● **What the task requires**
List the lines of this listing that hold the word "image".

● **Material provided**
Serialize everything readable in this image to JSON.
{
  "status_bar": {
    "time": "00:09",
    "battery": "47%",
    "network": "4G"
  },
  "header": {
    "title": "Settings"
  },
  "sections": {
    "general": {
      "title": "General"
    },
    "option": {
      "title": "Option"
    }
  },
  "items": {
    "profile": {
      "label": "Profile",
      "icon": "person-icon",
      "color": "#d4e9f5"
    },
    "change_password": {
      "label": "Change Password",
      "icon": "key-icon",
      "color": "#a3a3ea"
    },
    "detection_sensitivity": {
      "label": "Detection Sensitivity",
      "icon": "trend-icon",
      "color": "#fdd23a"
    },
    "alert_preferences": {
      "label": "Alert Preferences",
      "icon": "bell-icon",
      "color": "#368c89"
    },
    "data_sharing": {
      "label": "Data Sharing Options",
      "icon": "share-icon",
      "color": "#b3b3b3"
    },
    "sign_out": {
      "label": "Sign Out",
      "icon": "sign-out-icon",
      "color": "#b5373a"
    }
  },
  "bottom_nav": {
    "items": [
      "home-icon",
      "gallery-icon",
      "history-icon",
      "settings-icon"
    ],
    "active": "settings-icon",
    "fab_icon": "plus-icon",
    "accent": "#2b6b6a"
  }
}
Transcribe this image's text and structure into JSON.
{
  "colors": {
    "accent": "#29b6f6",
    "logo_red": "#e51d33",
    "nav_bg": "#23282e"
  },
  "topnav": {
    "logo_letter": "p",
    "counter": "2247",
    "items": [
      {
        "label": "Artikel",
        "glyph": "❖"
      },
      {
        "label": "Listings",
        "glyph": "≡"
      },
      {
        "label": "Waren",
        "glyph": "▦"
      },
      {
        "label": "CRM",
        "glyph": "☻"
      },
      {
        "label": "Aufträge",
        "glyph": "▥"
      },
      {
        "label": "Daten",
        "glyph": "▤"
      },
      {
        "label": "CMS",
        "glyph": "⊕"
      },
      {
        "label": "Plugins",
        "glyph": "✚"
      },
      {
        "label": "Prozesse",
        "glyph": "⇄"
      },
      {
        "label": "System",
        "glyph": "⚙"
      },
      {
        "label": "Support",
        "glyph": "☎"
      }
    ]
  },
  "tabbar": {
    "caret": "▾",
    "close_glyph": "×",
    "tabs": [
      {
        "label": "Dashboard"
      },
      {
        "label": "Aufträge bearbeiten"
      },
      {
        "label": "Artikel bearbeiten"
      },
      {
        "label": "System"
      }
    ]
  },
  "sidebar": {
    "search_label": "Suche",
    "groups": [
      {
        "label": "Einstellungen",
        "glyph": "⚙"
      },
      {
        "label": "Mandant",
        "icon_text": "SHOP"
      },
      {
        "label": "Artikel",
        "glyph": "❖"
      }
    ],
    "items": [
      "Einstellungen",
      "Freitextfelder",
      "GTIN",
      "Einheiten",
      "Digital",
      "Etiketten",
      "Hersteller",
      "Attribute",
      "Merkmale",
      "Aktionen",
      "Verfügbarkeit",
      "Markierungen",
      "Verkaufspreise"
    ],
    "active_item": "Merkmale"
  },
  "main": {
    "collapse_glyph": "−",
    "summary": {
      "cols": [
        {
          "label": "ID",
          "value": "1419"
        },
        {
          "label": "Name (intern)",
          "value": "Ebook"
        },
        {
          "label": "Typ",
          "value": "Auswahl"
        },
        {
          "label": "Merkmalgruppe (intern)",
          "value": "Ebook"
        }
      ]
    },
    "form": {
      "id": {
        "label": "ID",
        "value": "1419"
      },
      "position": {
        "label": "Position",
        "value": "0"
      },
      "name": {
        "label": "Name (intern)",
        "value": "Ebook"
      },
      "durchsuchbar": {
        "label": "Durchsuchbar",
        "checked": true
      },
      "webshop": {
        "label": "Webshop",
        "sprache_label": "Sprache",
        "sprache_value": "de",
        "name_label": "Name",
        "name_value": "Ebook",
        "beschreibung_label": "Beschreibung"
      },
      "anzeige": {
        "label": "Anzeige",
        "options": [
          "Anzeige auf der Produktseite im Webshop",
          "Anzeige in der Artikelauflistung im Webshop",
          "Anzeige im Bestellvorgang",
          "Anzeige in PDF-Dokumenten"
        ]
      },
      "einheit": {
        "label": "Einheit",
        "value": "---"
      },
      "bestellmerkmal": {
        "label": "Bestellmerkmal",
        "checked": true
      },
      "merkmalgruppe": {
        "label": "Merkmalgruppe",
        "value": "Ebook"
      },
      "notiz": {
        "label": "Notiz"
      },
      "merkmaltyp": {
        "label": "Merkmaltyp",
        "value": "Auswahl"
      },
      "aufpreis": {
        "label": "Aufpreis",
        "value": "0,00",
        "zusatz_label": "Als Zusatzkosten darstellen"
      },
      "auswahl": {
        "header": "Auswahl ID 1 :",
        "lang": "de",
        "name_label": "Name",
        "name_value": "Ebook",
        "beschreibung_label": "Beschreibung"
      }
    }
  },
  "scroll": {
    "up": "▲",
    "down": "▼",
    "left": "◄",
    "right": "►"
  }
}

● **Solution for this problem**
Serialize everything readable in this image to JSON.
Transcribe this image's text and structure into JSON.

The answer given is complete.